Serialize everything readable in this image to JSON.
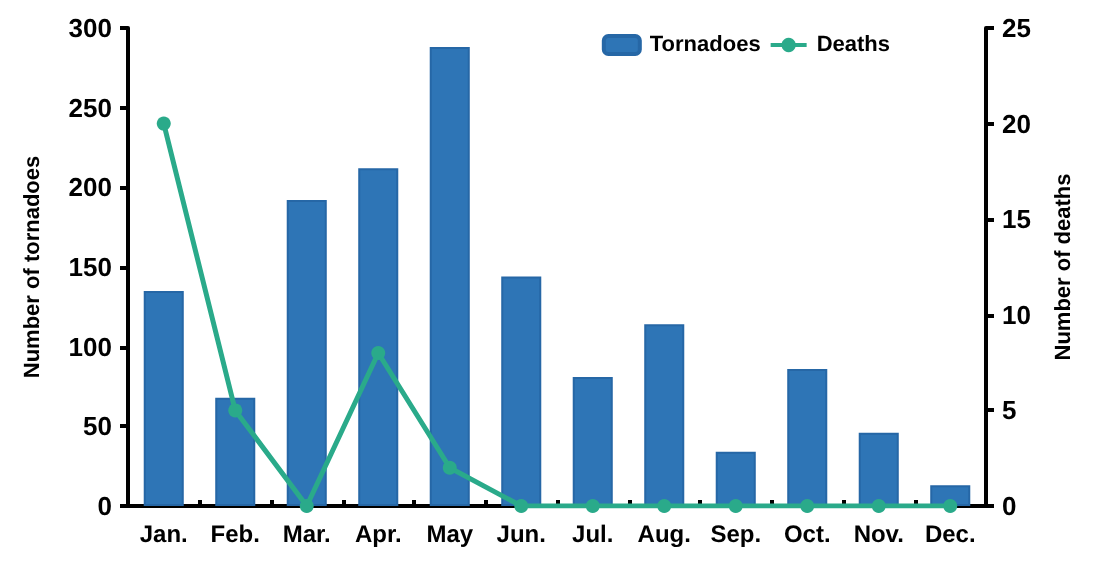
{
  "chart_data": {
    "type": "bar",
    "ylabel": "Number of tornadoes",
    "y2label": "Number of deaths",
    "categories": [
      "Jan.",
      "Feb.",
      "Mar.",
      "Apr.",
      "May",
      "Jun.",
      "Jul.",
      "Aug.",
      "Sep.",
      "Oct.",
      "Nov.",
      "Dec."
    ],
    "series": [
      {
        "name": "Tornadoes",
        "color": "#2e75b6",
        "values": [
          135,
          68,
          192,
          212,
          288,
          144,
          81,
          114,
          34,
          86,
          46,
          13
        ]
      },
      {
        "name": "Deaths",
        "type": "line",
        "axis": "y2",
        "color": "#2aaa8a",
        "marker": "circle",
        "values": [
          20,
          5,
          0,
          8,
          2,
          0,
          0,
          0,
          0,
          0,
          0,
          0
        ]
      }
    ],
    "ylim": [
      0,
      300
    ],
    "yticks": [
      0,
      50,
      100,
      150,
      200,
      250,
      300
    ],
    "y2lim": [
      0,
      25
    ],
    "y2ticks": [
      0,
      5,
      10,
      15,
      20,
      25
    ],
    "grid": false,
    "legend": "top right"
  }
}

^^^^^^^^

**Your instructions**
Give the count of lines holding the word "Number" and nothing more.

**Answer for the task**
2